### WORK TO COMPLETE
Reproduce the listing below line for line without any changes, omitting the pictures.

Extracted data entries
+ + + +

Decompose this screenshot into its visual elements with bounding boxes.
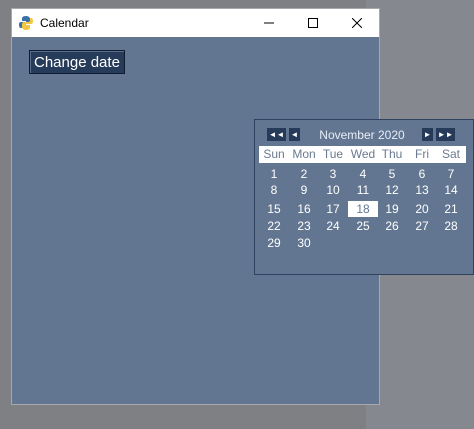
day-cell[interactable]: 10 <box>318 182 348 198</box>
weekday-header: Sun Mon Tue Wed Thu Fri Sat <box>259 146 466 163</box>
day-cell[interactable]: 30 <box>289 235 319 251</box>
prev-month-button[interactable]: ◄ <box>289 128 300 141</box>
day-cell[interactable]: 28 <box>436 218 466 234</box>
weekday-label: Sun <box>263 147 285 161</box>
weekday-label: Mon <box>292 147 316 161</box>
day-cell[interactable]: 8 <box>259 182 289 198</box>
weekday-label: Tue <box>322 147 344 161</box>
weekday-label: Wed <box>350 147 376 161</box>
day-cell[interactable]: 25 <box>348 218 378 234</box>
next-month-button[interactable]: ► <box>422 128 433 141</box>
change-date-button[interactable]: Change date <box>29 50 125 74</box>
day-cell[interactable]: 17 <box>318 201 348 217</box>
day-cell[interactable]: 16 <box>289 201 319 217</box>
day-cell[interactable]: 24 <box>318 218 348 234</box>
weekday-label: Fri <box>415 147 429 161</box>
maximize-icon <box>308 18 318 28</box>
next-year-button[interactable]: ►► <box>436 128 455 141</box>
day-cell[interactable]: 9 <box>289 182 319 198</box>
maximize-button[interactable] <box>291 9 335 37</box>
day-cell[interactable]: 15 <box>259 201 289 217</box>
day-cell[interactable]: 11 <box>348 182 378 198</box>
day-cell[interactable]: 13 <box>407 182 437 198</box>
day-cell[interactable]: 6 <box>407 166 437 182</box>
day-cell[interactable]: 1 <box>259 166 289 182</box>
prev-year-button[interactable]: ◄◄ <box>267 128 286 141</box>
day-cell[interactable]: 14 <box>436 182 466 198</box>
day-cell[interactable]: 29 <box>259 235 289 251</box>
day-cell[interactable]: 23 <box>289 218 319 234</box>
day-cell[interactable]: 3 <box>318 166 348 182</box>
day-cell[interactable]: 4 <box>348 166 378 182</box>
minimize-button[interactable] <box>247 9 291 37</box>
day-cell[interactable]: 20 <box>407 201 437 217</box>
calendar-popup: ◄◄ ◄ November 2020 ► ►► Sun Mon Tue Wed Thu F… <box>254 119 474 275</box>
day-cell[interactable]: 19 <box>377 201 407 217</box>
day-cell[interactable]: 26 <box>377 218 407 234</box>
python-icon <box>19 16 33 30</box>
weekday-label: Sat <box>441 147 460 161</box>
window-title: Calendar <box>40 16 89 30</box>
day-cell[interactable]: 2 <box>289 166 319 182</box>
title-bar[interactable]: Calendar <box>12 9 379 37</box>
day-cell[interactable]: 7 <box>436 166 466 182</box>
day-cell[interactable]: 5 <box>377 166 407 182</box>
day-cell[interactable]: 27 <box>407 218 437 234</box>
day-cell[interactable]: 22 <box>259 218 289 234</box>
month-label: November 2020 <box>319 128 405 142</box>
day-cell[interactable]: 21 <box>436 201 466 217</box>
weekday-label: Thu <box>381 147 403 161</box>
close-icon <box>352 18 362 28</box>
minimize-icon <box>264 22 274 24</box>
close-button[interactable] <box>335 9 379 37</box>
day-cell[interactable]: 12 <box>377 182 407 198</box>
day-cell[interactable]: 18 <box>348 201 378 217</box>
calendar-header: ◄◄ ◄ November 2020 ► ►► <box>255 128 473 142</box>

+ + + +

### ANSWER FOR THIS EXERCISE
Decompose this screenshot into its visual elements with bounding boxes.
day-cell[interactable]: 10 <box>318 182 348 198</box>
weekday-header: Sun Mon Tue Wed Thu Fri Sat <box>259 146 466 163</box>
day-cell[interactable]: 30 <box>289 235 319 251</box>
prev-month-button[interactable]: ◄ <box>289 128 300 141</box>
day-cell[interactable]: 28 <box>436 218 466 234</box>
weekday-label: Sun <box>263 147 285 161</box>
weekday-label: Mon <box>292 147 316 161</box>
day-cell[interactable]: 8 <box>259 182 289 198</box>
weekday-label: Tue <box>322 147 344 161</box>
weekday-label: Wed <box>350 147 376 161</box>
day-cell[interactable]: 25 <box>348 218 378 234</box>
next-month-button[interactable]: ► <box>422 128 433 141</box>
change-date-button[interactable]: Change date <box>29 50 125 74</box>
day-cell[interactable]: 17 <box>318 201 348 217</box>
day-cell[interactable]: 16 <box>289 201 319 217</box>
day-cell[interactable]: 24 <box>318 218 348 234</box>
weekday-label: Fri <box>415 147 429 161</box>
maximize-icon <box>308 18 318 28</box>
next-year-button[interactable]: ►► <box>436 128 455 141</box>
day-cell[interactable]: 9 <box>289 182 319 198</box>
maximize-button[interactable] <box>291 9 335 37</box>
day-cell[interactable]: 15 <box>259 201 289 217</box>
day-cell[interactable]: 11 <box>348 182 378 198</box>
day-cell[interactable]: 13 <box>407 182 437 198</box>
day-cell[interactable]: 6 <box>407 166 437 182</box>
day-cell[interactable]: 1 <box>259 166 289 182</box>
prev-year-button[interactable]: ◄◄ <box>267 128 286 141</box>
day-cell[interactable]: 14 <box>436 182 466 198</box>
day-cell[interactable]: 29 <box>259 235 289 251</box>
day-cell[interactable]: 23 <box>289 218 319 234</box>
day-cell[interactable]: 3 <box>318 166 348 182</box>
day-cell[interactable]: 4 <box>348 166 378 182</box>
minimize-button[interactable] <box>247 9 291 37</box>
day-cell[interactable]: 20 <box>407 201 437 217</box>
calendar-popup: ◄◄ ◄ November 2020 ► ►► Sun Mon Tue Wed Thu F… <box>254 119 474 275</box>
day-cell[interactable]: 19 <box>377 201 407 217</box>
day-cell[interactable]: 26 <box>377 218 407 234</box>
python-icon <box>19 16 33 30</box>
weekday-label: Sat <box>441 147 460 161</box>
window-title: Calendar <box>40 16 89 30</box>
day-cell[interactable]: 2 <box>289 166 319 182</box>
title-bar[interactable]: Calendar <box>12 9 379 37</box>
day-cell[interactable]: 7 <box>436 166 466 182</box>
day-cell[interactable]: 5 <box>377 166 407 182</box>
day-cell[interactable]: 27 <box>407 218 437 234</box>
day-cell[interactable]: 22 <box>259 218 289 234</box>
month-label: November 2020 <box>319 128 405 142</box>
day-cell[interactable]: 21 <box>436 201 466 217</box>
weekday-label: Thu <box>381 147 403 161</box>
close-icon <box>352 18 362 28</box>
minimize-icon <box>264 22 274 24</box>
close-button[interactable] <box>335 9 379 37</box>
day-cell[interactable]: 12 <box>377 182 407 198</box>
day-cell[interactable]: 18 <box>348 201 378 217</box>
calendar-header: ◄◄ ◄ November 2020 ► ►► <box>255 128 473 142</box>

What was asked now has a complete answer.